--- START OF EXERCISE INPUT ---

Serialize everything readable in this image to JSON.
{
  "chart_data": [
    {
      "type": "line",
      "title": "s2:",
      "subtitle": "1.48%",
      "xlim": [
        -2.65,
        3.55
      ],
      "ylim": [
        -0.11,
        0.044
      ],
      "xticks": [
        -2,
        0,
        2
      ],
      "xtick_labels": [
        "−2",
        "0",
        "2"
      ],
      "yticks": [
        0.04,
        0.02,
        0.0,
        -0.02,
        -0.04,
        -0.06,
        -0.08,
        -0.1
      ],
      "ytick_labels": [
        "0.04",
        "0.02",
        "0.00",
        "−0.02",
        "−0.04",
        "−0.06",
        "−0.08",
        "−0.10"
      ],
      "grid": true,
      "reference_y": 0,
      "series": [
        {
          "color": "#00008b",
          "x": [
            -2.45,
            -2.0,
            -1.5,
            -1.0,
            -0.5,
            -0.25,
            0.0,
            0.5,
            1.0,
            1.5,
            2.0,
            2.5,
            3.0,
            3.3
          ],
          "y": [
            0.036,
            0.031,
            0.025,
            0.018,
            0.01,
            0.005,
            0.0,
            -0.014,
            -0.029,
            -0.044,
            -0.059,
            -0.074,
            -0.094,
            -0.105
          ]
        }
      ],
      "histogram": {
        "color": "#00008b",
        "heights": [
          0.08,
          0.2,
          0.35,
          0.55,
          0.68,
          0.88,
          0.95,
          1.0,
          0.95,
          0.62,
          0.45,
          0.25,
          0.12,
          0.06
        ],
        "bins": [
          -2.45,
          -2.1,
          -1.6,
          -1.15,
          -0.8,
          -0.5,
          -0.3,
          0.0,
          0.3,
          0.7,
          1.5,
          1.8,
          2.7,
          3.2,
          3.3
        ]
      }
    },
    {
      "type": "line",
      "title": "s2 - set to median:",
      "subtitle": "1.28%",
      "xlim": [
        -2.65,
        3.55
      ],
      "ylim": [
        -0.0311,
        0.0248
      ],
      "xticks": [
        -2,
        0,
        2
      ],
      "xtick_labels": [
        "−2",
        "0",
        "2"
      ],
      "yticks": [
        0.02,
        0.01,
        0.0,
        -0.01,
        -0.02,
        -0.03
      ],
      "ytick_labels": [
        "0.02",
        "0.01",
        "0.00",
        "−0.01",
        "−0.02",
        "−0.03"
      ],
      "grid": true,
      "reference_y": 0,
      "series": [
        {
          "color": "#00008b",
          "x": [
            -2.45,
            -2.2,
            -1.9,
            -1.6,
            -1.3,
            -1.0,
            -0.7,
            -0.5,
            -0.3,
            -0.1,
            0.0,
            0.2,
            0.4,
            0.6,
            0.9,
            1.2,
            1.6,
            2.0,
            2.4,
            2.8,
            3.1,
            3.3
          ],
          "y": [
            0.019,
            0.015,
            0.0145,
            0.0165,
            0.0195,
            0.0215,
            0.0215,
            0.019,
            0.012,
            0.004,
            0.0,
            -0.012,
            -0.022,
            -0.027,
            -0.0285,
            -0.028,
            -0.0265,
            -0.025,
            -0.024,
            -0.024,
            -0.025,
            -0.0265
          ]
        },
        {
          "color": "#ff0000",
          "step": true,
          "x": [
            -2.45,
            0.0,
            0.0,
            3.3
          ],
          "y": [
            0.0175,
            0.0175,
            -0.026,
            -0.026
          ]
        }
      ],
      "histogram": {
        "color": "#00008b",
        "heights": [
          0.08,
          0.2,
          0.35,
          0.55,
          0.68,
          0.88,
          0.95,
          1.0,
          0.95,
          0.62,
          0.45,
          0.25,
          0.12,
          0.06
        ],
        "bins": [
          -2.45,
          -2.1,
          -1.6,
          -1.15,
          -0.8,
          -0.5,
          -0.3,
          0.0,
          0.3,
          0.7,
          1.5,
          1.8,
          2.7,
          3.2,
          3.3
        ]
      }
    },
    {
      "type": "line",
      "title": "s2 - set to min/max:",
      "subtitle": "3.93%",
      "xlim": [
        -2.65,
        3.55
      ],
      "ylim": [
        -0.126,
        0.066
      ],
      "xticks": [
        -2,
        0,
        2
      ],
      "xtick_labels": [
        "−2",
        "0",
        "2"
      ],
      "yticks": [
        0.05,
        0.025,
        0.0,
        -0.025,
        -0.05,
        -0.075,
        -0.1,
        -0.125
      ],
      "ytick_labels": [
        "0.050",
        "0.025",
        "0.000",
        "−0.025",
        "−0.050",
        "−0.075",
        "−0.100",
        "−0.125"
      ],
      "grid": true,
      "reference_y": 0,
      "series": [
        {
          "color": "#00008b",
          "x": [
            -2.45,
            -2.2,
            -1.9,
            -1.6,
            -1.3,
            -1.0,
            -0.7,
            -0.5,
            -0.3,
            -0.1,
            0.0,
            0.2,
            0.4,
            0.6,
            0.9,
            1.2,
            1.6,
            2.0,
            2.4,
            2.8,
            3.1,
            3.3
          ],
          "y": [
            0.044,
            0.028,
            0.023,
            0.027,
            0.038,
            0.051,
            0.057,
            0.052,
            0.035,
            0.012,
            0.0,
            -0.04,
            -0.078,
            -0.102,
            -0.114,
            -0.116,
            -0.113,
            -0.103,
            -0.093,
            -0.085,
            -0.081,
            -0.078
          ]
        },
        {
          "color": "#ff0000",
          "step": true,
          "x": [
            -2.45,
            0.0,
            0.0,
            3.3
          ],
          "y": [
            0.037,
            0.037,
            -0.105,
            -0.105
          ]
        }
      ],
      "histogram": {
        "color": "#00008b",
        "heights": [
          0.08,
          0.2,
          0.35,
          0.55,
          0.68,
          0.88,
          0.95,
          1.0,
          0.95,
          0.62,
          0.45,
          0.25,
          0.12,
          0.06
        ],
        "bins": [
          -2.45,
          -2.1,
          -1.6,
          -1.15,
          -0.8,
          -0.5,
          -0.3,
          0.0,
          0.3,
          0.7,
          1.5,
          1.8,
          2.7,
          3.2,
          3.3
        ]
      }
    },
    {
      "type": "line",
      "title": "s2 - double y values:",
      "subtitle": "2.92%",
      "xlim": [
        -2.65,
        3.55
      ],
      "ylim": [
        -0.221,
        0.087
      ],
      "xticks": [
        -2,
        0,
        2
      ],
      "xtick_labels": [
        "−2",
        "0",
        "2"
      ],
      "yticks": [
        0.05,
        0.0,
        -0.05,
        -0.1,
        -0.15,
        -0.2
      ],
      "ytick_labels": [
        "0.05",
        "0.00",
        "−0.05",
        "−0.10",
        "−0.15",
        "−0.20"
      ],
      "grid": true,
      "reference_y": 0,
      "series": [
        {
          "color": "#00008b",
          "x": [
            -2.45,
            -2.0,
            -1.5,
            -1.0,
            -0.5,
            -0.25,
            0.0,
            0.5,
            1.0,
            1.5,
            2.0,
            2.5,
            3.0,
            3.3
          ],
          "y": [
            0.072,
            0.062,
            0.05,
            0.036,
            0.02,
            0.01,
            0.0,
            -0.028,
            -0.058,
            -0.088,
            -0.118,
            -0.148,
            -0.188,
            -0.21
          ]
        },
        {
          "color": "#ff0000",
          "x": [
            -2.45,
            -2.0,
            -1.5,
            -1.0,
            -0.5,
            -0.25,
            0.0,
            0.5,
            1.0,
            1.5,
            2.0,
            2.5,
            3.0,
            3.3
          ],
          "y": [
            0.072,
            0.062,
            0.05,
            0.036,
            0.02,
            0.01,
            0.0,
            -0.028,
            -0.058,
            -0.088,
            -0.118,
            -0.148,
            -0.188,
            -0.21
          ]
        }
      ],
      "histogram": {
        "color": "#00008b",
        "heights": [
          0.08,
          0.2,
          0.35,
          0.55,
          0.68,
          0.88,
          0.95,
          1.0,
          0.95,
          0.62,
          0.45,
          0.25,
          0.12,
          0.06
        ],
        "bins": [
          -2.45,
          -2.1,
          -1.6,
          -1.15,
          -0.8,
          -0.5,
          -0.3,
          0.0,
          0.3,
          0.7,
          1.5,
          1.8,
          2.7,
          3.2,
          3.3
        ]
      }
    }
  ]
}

--- END OF EXERCISE INPUT ---

__GOAL OF THE EXERCISE__. Reproduce each line from the records that contains the word "subtitle".

__EXPECTED ANSWER__.
      "subtitle": "1.48%",
      "subtitle": "1.28%",
      "subtitle": "3.93%",
      "subtitle": "2.92%",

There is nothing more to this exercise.